*Given data*:
-.-.-

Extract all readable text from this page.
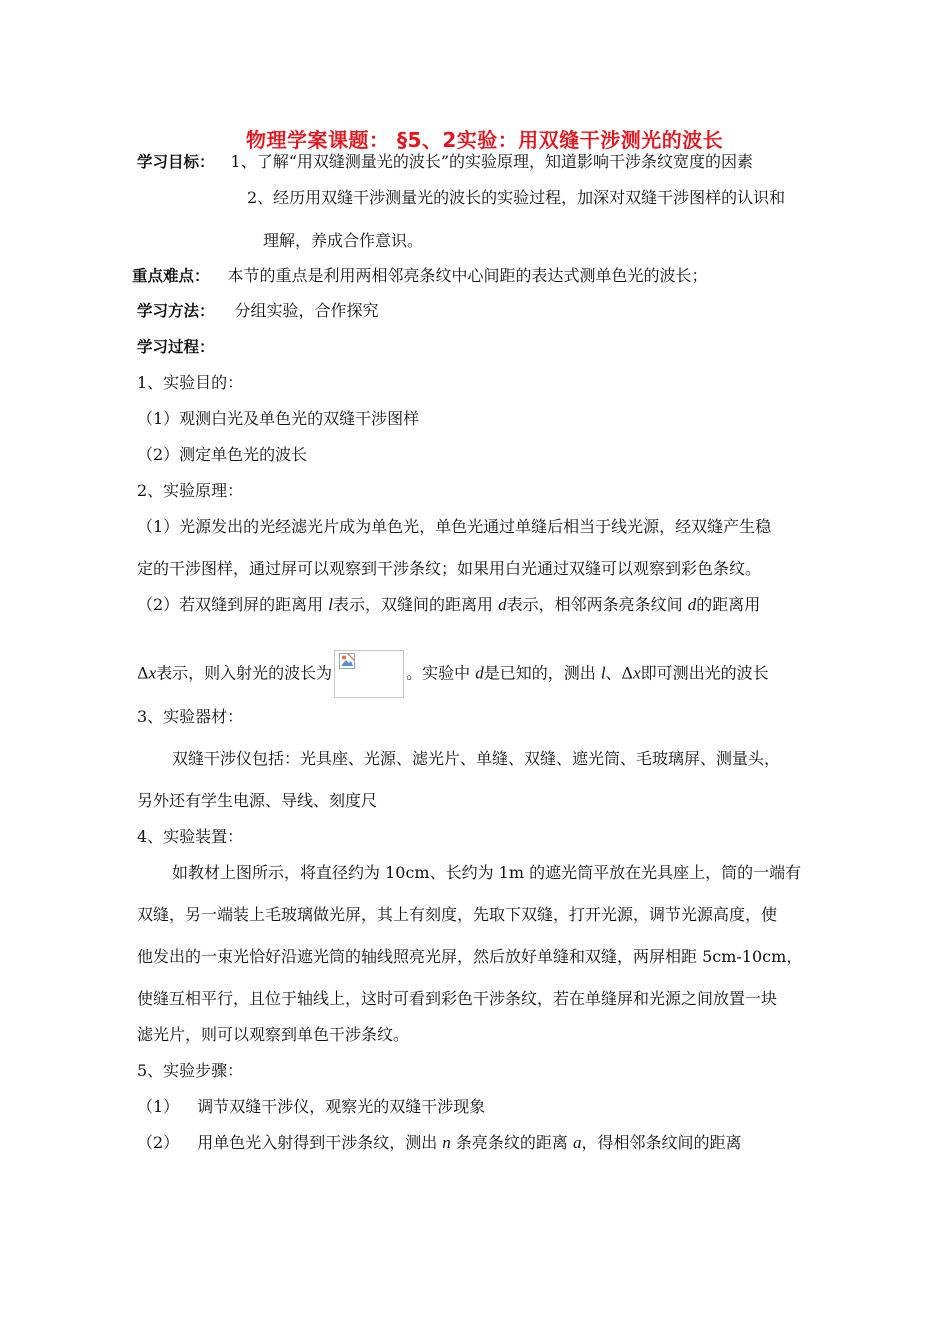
物理学案课题： §5、2实验：用双缝干涉测光的波长
学习目标： 1、了解“用双缝测量光的波长”的实验原理，知道影响干涉条纹宽度的因素
2、经历用双缝干涉测量光的波长的实验过程，加深对双缝干涉图样的认识和
理解，养成合作意识。
重点难点： 本节的重点是利用两相邻亮条纹中心间距的表达式测单色光的波长；
学习方法： 分组实验，合作探究
学习过程：
1、实验目的：
（1）观测白光及单色光的双缝干涉图样
（2）测定单色光的波长
2、实验原理：
（1）光源发出的光经滤光片成为单色光，单色光通过单缝后相当于线光源，经双缝产生稳
定的干涉图样，通过屏可以观察到干涉条纹；如果用白光通过双缝可以观察到彩色条纹。
（2）若双缝到屏的距离用 l表示，双缝间的距离用 d表示，相邻两条亮条纹间 d的距离用
Δx表示，则入射光的波长为	。实验中 d是已知的，测出 l、Δx即可测出光的波长
3、实验器材：
双缝干涉仪包括：光具座、光源、滤光片、单缝、双缝、遮光筒、毛玻璃屏、测量头，
另外还有学生电源、导线、刻度尺
4、实验装置：
如教材上图所示，将直径约为 10cm、长约为 1m 的遮光筒平放在光具座上，筒的一端有
双缝，另一端装上毛玻璃做光屏，其上有刻度，先取下双缝，打开光源，调节光源高度，使
他发出的一束光恰好沿遮光筒的轴线照亮光屏，然后放好单缝和双缝，两屏相距 5cm-10cm，
使缝互相平行，且位于轴线上，这时可看到彩色干涉条纹，若在单缝屏和光源之间放置一块
滤光片，则可以观察到单色干涉条纹。
5、实验步骤：
（1） 调节双缝干涉仪，观察光的双缝干涉现象
（2） 用单色光入射得到干涉条纹，测出 n 条亮条纹的距离 a，得相邻条纹间的距离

-.-.-

Transcribe the material as is, with images omitted.

Extract all readable text from this page.
物理学案课题： §5、2实验：用双缝干涉测光的波长
学习目标： 1、了解“用双缝测量光的波长”的实验原理，知道影响干涉条纹宽度的因素
2、经历用双缝干涉测量光的波长的实验过程，加深对双缝干涉图样的认识和
理解，养成合作意识。
重点难点： 本节的重点是利用两相邻亮条纹中心间距的表达式测单色光的波长；
学习方法： 分组实验，合作探究
学习过程：
1、实验目的：
（1）观测白光及单色光的双缝干涉图样
（2）测定单色光的波长
2、实验原理：
（1）光源发出的光经滤光片成为单色光，单色光通过单缝后相当于线光源，经双缝产生稳
定的干涉图样，通过屏可以观察到干涉条纹；如果用白光通过双缝可以观察到彩色条纹。
（2）若双缝到屏的距离用 l表示，双缝间的距离用 d表示，相邻两条亮条纹间 d的距离用
Δx表示，则入射光的波长为	。实验中 d是已知的，测出 l、Δx即可测出光的波长
3、实验器材：
双缝干涉仪包括：光具座、光源、滤光片、单缝、双缝、遮光筒、毛玻璃屏、测量头，
另外还有学生电源、导线、刻度尺
4、实验装置：
如教材上图所示，将直径约为 10cm、长约为 1m 的遮光筒平放在光具座上，筒的一端有
双缝，另一端装上毛玻璃做光屏，其上有刻度，先取下双缝，打开光源，调节光源高度，使
他发出的一束光恰好沿遮光筒的轴线照亮光屏，然后放好单缝和双缝，两屏相距 5cm-10cm，
使缝互相平行，且位于轴线上，这时可看到彩色干涉条纹，若在单缝屏和光源之间放置一块
滤光片，则可以观察到单色干涉条纹。
5、实验步骤：
（1） 调节双缝干涉仪，观察光的双缝干涉现象
（2） 用单色光入射得到干涉条纹，测出 n 条亮条纹的距离 a，得相邻条纹间的距离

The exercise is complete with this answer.